**WRITTEN REQUEST**
Every line of the material that follows must be printed again exactly.

Structured figure records:
------------------------
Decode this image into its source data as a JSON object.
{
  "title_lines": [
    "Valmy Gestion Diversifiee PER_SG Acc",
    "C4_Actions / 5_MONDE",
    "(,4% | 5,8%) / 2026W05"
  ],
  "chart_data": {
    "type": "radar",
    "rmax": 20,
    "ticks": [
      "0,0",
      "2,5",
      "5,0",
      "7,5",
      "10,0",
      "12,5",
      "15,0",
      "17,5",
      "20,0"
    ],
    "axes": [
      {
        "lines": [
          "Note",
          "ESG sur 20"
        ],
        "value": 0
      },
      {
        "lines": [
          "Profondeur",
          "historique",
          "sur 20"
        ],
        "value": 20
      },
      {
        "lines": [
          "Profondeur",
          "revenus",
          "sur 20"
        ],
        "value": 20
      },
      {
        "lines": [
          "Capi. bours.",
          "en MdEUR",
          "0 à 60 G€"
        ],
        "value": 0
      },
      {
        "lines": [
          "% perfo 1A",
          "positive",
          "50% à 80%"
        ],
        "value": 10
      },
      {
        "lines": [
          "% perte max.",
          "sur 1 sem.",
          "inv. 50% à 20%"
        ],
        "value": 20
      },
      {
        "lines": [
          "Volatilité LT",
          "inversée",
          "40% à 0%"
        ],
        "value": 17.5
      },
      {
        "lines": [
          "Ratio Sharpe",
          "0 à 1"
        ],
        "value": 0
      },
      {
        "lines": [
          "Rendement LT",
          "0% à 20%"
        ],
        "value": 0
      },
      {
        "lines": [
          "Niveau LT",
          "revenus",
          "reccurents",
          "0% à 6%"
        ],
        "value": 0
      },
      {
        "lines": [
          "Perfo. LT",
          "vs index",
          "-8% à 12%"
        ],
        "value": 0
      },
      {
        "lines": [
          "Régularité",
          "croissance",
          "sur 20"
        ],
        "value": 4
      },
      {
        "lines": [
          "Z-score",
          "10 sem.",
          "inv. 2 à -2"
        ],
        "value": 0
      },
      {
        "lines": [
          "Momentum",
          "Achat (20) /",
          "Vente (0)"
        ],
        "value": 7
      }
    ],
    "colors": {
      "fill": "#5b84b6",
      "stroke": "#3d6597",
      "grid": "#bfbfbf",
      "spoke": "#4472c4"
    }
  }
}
------------------------
**RESULT**
Decode this image into its source data as a JSON object.
{
  "title_lines": [
    "Valmy Gestion Diversifiee PER_SG Acc",
    "C4_Actions / 5_MONDE",
    "(,4% | 5,8%) / 2026W05"
  ],
  "chart_data": {
    "type": "radar",
    "rmax": 20,
    "ticks": [
      "0,0",
      "2,5",
      "5,0",
      "7,5",
      "10,0",
      "12,5",
      "15,0",
      "17,5",
      "20,0"
    ],
    "axes": [
      {
        "lines": [
          "Note",
          "ESG sur 20"
        ],
        "value": 0
      },
      {
        "lines": [
          "Profondeur",
          "historique",
          "sur 20"
        ],
        "value": 20
      },
      {
        "lines": [
          "Profondeur",
          "revenus",
          "sur 20"
        ],
        "value": 20
      },
      {
        "lines": [
          "Capi. bours.",
          "en MdEUR",
          "0 à 60 G€"
        ],
        "value": 0
      },
      {
        "lines": [
          "% perfo 1A",
          "positive",
          "50% à 80%"
        ],
        "value": 10
      },
      {
        "lines": [
          "% perte max.",
          "sur 1 sem.",
          "inv. 50% à 20%"
        ],
        "value": 20
      },
      {
        "lines": [
          "Volatilité LT",
          "inversée",
          "40% à 0%"
        ],
        "value": 17.5
      },
      {
        "lines": [
          "Ratio Sharpe",
          "0 à 1"
        ],
        "value": 0
      },
      {
        "lines": [
          "Rendement LT",
          "0% à 20%"
        ],
        "value": 0
      },
      {
        "lines": [
          "Niveau LT",
          "revenus",
          "reccurents",
          "0% à 6%"
        ],
        "value": 0
      },
      {
        "lines": [
          "Perfo. LT",
          "vs index",
          "-8% à 12%"
        ],
        "value": 0
      },
      {
        "lines": [
          "Régularité",
          "croissance",
          "sur 20"
        ],
        "value": 4
      },
      {
        "lines": [
          "Z-score",
          "10 sem.",
          "inv. 2 à -2"
        ],
        "value": 0
      },
      {
        "lines": [
          "Momentum",
          "Achat (20) /",
          "Vente (0)"
        ],
        "value": 7
      }
    ],
    "colors": {
      "fill": "#5b84b6",
      "stroke": "#3d6597",
      "grid": "#bfbfbf",
      "spoke": "#4472c4"
    }
  }
}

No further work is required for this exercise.